* STATED TASK: Below is some material; transcribe all of it exactly.

* RECORDS SHOWN:
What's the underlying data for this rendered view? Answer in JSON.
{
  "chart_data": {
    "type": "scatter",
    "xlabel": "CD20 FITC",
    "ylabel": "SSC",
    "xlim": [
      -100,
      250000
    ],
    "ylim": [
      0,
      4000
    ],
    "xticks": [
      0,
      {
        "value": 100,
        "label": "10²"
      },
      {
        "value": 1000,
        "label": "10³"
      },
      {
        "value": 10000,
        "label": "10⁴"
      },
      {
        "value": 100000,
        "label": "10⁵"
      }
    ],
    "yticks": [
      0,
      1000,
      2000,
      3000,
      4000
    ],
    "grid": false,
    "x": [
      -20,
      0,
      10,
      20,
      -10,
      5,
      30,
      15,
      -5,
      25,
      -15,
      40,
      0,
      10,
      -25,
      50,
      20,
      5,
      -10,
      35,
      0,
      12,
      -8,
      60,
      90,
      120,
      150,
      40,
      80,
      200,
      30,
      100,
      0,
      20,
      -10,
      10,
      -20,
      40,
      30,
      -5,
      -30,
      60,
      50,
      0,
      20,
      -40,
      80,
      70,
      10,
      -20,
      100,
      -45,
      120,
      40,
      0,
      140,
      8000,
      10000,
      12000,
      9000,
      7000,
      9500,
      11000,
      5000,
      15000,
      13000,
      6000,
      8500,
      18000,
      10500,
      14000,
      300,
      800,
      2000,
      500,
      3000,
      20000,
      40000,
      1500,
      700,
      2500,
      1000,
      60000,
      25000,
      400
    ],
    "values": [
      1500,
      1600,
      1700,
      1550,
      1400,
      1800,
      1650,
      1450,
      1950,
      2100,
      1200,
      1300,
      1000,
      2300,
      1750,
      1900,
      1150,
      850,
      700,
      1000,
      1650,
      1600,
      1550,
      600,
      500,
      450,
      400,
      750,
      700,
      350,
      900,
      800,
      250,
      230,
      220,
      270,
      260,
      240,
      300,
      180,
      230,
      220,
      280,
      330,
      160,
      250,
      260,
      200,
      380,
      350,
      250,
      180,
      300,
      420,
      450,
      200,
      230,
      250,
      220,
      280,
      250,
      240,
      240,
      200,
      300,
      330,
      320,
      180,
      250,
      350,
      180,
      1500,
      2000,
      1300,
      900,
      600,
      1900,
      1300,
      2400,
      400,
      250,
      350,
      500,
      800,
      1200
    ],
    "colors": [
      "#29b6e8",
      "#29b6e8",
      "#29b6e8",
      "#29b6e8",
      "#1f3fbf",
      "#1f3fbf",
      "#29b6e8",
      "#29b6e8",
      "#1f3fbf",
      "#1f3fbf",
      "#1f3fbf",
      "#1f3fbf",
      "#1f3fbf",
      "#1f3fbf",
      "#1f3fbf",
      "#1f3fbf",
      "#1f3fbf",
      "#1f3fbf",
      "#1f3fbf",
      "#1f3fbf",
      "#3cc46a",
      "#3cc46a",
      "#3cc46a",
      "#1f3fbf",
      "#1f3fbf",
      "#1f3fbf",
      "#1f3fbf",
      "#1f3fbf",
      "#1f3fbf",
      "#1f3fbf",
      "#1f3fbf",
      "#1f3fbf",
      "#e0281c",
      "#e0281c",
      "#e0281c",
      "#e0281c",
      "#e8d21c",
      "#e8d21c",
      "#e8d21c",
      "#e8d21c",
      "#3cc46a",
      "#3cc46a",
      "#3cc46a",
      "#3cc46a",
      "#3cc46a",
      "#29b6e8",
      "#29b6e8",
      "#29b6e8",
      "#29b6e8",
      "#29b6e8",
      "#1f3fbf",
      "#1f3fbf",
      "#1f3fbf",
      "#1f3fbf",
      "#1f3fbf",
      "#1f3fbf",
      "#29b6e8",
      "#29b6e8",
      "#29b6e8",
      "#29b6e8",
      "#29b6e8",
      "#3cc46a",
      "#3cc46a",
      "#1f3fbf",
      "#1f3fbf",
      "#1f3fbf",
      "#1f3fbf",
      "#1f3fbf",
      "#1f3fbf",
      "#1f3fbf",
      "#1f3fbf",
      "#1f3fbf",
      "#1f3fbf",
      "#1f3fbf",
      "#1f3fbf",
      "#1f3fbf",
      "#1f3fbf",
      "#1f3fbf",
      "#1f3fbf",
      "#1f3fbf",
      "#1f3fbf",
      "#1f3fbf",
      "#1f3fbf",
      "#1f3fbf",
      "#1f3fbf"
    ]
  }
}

* COMPLETE ANSWER:
What's the underlying data for this rendered view? Answer in JSON.
{
  "chart_data": {
    "type": "scatter",
    "xlabel": "CD20 FITC",
    "ylabel": "SSC",
    "xlim": [
      -100,
      250000
    ],
    "ylim": [
      0,
      4000
    ],
    "xticks": [
      0,
      {
        "value": 100,
        "label": "10²"
      },
      {
        "value": 1000,
        "label": "10³"
      },
      {
        "value": 10000,
        "label": "10⁴"
      },
      {
        "value": 100000,
        "label": "10⁵"
      }
    ],
    "yticks": [
      0,
      1000,
      2000,
      3000,
      4000
    ],
    "grid": false,
    "x": [
      -20,
      0,
      10,
      20,
      -10,
      5,
      30,
      15,
      -5,
      25,
      -15,
      40,
      0,
      10,
      -25,
      50,
      20,
      5,
      -10,
      35,
      0,
      12,
      -8,
      60,
      90,
      120,
      150,
      40,
      80,
      200,
      30,
      100,
      0,
      20,
      -10,
      10,
      -20,
      40,
      30,
      -5,
      -30,
      60,
      50,
      0,
      20,
      -40,
      80,
      70,
      10,
      -20,
      100,
      -45,
      120,
      40,
      0,
      140,
      8000,
      10000,
      12000,
      9000,
      7000,
      9500,
      11000,
      5000,
      15000,
      13000,
      6000,
      8500,
      18000,
      10500,
      14000,
      300,
      800,
      2000,
      500,
      3000,
      20000,
      40000,
      1500,
      700,
      2500,
      1000,
      60000,
      25000,
      400
    ],
    "values": [
      1500,
      1600,
      1700,
      1550,
      1400,
      1800,
      1650,
      1450,
      1950,
      2100,
      1200,
      1300,
      1000,
      2300,
      1750,
      1900,
      1150,
      850,
      700,
      1000,
      1650,
      1600,
      1550,
      600,
      500,
      450,
      400,
      750,
      700,
      350,
      900,
      800,
      250,
      230,
      220,
      270,
      260,
      240,
      300,
      180,
      230,
      220,
      280,
      330,
      160,
      250,
      260,
      200,
      380,
      350,
      250,
      180,
      300,
      420,
      450,
      200,
      230,
      250,
      220,
      280,
      250,
      240,
      240,
      200,
      300,
      330,
      320,
      180,
      250,
      350,
      180,
      1500,
      2000,
      1300,
      900,
      600,
      1900,
      1300,
      2400,
      400,
      250,
      350,
      500,
      800,
      1200
    ],
    "colors": [
      "#29b6e8",
      "#29b6e8",
      "#29b6e8",
      "#29b6e8",
      "#1f3fbf",
      "#1f3fbf",
      "#29b6e8",
      "#29b6e8",
      "#1f3fbf",
      "#1f3fbf",
      "#1f3fbf",
      "#1f3fbf",
      "#1f3fbf",
      "#1f3fbf",
      "#1f3fbf",
      "#1f3fbf",
      "#1f3fbf",
      "#1f3fbf",
      "#1f3fbf",
      "#1f3fbf",
      "#3cc46a",
      "#3cc46a",
      "#3cc46a",
      "#1f3fbf",
      "#1f3fbf",
      "#1f3fbf",
      "#1f3fbf",
      "#1f3fbf",
      "#1f3fbf",
      "#1f3fbf",
      "#1f3fbf",
      "#1f3fbf",
      "#e0281c",
      "#e0281c",
      "#e0281c",
      "#e0281c",
      "#e8d21c",
      "#e8d21c",
      "#e8d21c",
      "#e8d21c",
      "#3cc46a",
      "#3cc46a",
      "#3cc46a",
      "#3cc46a",
      "#3cc46a",
      "#29b6e8",
      "#29b6e8",
      "#29b6e8",
      "#29b6e8",
      "#29b6e8",
      "#1f3fbf",
      "#1f3fbf",
      "#1f3fbf",
      "#1f3fbf",
      "#1f3fbf",
      "#1f3fbf",
      "#29b6e8",
      "#29b6e8",
      "#29b6e8",
      "#29b6e8",
      "#29b6e8",
      "#3cc46a",
      "#3cc46a",
      "#1f3fbf",
      "#1f3fbf",
      "#1f3fbf",
      "#1f3fbf",
      "#1f3fbf",
      "#1f3fbf",
      "#1f3fbf",
      "#1f3fbf",
      "#1f3fbf",
      "#1f3fbf",
      "#1f3fbf",
      "#1f3fbf",
      "#1f3fbf",
      "#1f3fbf",
      "#1f3fbf",
      "#1f3fbf",
      "#1f3fbf",
      "#1f3fbf",
      "#1f3fbf",
      "#1f3fbf",
      "#1f3fbf",
      "#1f3fbf"
    ]
  }
}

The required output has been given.